Task to complete: Transcribe the records below exactly.

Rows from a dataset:
□ □ □ □ □ □ □
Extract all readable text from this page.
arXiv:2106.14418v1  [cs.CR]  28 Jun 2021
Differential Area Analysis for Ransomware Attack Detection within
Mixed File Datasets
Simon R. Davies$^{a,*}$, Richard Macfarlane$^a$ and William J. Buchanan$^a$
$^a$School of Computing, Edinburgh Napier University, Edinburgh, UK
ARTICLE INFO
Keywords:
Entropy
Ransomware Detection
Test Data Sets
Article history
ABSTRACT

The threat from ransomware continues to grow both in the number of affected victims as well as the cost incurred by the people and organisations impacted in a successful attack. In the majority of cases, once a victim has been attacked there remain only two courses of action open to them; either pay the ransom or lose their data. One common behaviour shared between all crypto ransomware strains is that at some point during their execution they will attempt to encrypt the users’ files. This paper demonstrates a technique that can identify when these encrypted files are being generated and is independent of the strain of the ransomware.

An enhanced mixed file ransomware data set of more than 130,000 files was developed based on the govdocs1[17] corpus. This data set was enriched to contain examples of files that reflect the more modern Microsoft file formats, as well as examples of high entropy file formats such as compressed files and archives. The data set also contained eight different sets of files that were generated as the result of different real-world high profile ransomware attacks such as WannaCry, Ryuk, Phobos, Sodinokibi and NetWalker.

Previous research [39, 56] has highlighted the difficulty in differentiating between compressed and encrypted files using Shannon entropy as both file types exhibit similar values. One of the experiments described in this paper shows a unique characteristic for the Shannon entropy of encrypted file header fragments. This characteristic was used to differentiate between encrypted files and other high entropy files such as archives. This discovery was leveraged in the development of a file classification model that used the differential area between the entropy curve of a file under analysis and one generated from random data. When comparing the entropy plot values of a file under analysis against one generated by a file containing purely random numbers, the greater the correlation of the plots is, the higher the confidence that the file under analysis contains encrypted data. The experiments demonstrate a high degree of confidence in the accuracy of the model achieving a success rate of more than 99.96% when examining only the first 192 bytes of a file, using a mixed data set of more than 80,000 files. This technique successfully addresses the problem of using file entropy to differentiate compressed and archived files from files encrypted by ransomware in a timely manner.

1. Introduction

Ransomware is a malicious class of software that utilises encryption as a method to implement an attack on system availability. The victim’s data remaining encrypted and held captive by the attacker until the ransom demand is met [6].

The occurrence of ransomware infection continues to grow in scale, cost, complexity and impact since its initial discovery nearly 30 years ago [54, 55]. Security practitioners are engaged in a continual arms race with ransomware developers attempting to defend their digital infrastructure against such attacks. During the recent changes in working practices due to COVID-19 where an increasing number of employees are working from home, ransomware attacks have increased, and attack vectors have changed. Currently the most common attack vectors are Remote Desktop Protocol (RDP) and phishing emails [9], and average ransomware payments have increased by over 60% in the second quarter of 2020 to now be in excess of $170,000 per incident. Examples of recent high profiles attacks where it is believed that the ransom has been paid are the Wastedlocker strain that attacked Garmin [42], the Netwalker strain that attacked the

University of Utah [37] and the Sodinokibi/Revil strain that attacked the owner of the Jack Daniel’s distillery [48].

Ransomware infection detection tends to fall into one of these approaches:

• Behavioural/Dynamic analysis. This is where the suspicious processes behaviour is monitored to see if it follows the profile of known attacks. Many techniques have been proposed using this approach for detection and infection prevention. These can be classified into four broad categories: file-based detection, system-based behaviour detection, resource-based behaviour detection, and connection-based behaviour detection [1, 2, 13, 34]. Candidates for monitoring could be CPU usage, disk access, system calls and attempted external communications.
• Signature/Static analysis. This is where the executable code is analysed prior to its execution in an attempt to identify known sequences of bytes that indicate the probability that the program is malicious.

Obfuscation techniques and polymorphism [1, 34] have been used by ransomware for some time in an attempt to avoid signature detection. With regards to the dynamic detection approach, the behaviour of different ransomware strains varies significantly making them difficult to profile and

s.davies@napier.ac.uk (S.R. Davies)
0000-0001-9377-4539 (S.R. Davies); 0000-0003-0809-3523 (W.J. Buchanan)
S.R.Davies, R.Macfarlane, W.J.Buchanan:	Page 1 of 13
□ □ □ □ □ □ □
Result of the exercise:
Extract all readable text from this page.
arXiv:2106.14418v1  [cs.CR]  28 Jun 2021
Differential Area Analysis for Ransomware Attack Detection within
Mixed File Datasets
Simon R. Davies$^{a,*}$, Richard Macfarlane$^a$ and William J. Buchanan$^a$
$^a$School of Computing, Edinburgh Napier University, Edinburgh, UK
ARTICLE INFO
Keywords:
Entropy
Ransomware Detection
Test Data Sets
Article history
ABSTRACT

The threat from ransomware continues to grow both in the number of affected victims as well as the cost incurred by the people and organisations impacted in a successful attack. In the majority of cases, once a victim has been attacked there remain only two courses of action open to them; either pay the ransom or lose their data. One common behaviour shared between all crypto ransomware strains is that at some point during their execution they will attempt to encrypt the users’ files. This paper demonstrates a technique that can identify when these encrypted files are being generated and is independent of the strain of the ransomware.

An enhanced mixed file ransomware data set of more than 130,000 files was developed based on the govdocs1[17] corpus. This data set was enriched to contain examples of files that reflect the more modern Microsoft file formats, as well as examples of high entropy file formats such as compressed files and archives. The data set also contained eight different sets of files that were generated as the result of different real-world high profile ransomware attacks such as WannaCry, Ryuk, Phobos, Sodinokibi and NetWalker.

Previous research [39, 56] has highlighted the difficulty in differentiating between compressed and encrypted files using Shannon entropy as both file types exhibit similar values. One of the experiments described in this paper shows a unique characteristic for the Shannon entropy of encrypted file header fragments. This characteristic was used to differentiate between encrypted files and other high entropy files such as archives. This discovery was leveraged in the development of a file classification model that used the differential area between the entropy curve of a file under analysis and one generated from random data. When comparing the entropy plot values of a file under analysis against one generated by a file containing purely random numbers, the greater the correlation of the plots is, the higher the confidence that the file under analysis contains encrypted data. The experiments demonstrate a high degree of confidence in the accuracy of the model achieving a success rate of more than 99.96% when examining only the first 192 bytes of a file, using a mixed data set of more than 80,000 files. This technique successfully addresses the problem of using file entropy to differentiate compressed and archived files from files encrypted by ransomware in a timely manner.

1. Introduction

Ransomware is a malicious class of software that utilises encryption as a method to implement an attack on system availability. The victim’s data remaining encrypted and held captive by the attacker until the ransom demand is met [6].

The occurrence of ransomware infection continues to grow in scale, cost, complexity and impact since its initial discovery nearly 30 years ago [54, 55]. Security practitioners are engaged in a continual arms race with ransomware developers attempting to defend their digital infrastructure against such attacks. During the recent changes in working practices due to COVID-19 where an increasing number of employees are working from home, ransomware attacks have increased, and attack vectors have changed. Currently the most common attack vectors are Remote Desktop Protocol (RDP) and phishing emails [9], and average ransomware payments have increased by over 60% in the second quarter of 2020 to now be in excess of $170,000 per incident. Examples of recent high profiles attacks where it is believed that the ransom has been paid are the Wastedlocker strain that attacked Garmin [42], the Netwalker strain that attacked the

University of Utah [37] and the Sodinokibi/Revil strain that attacked the owner of the Jack Daniel’s distillery [48].

Ransomware infection detection tends to fall into one of these approaches:

• Behavioural/Dynamic analysis. This is where the suspicious processes behaviour is monitored to see if it follows the profile of known attacks. Many techniques have been proposed using this approach for detection and infection prevention. These can be classified into four broad categories: file-based detection, system-based behaviour detection, resource-based behaviour detection, and connection-based behaviour detection [1, 2, 13, 34]. Candidates for monitoring could be CPU usage, disk access, system calls and attempted external communications.
• Signature/Static analysis. This is where the executable code is analysed prior to its execution in an attempt to identify known sequences of bytes that indicate the probability that the program is malicious.

Obfuscation techniques and polymorphism [1, 34] have been used by ransomware for some time in an attempt to avoid signature detection. With regards to the dynamic detection approach, the behaviour of different ransomware strains varies significantly making them difficult to profile and

s.davies@napier.ac.uk (S.R. Davies)
0000-0001-9377-4539 (S.R. Davies); 0000-0003-0809-3523 (W.J. Buchanan)
S.R.Davies, R.Macfarlane, W.J.Buchanan:	Page 1 of 13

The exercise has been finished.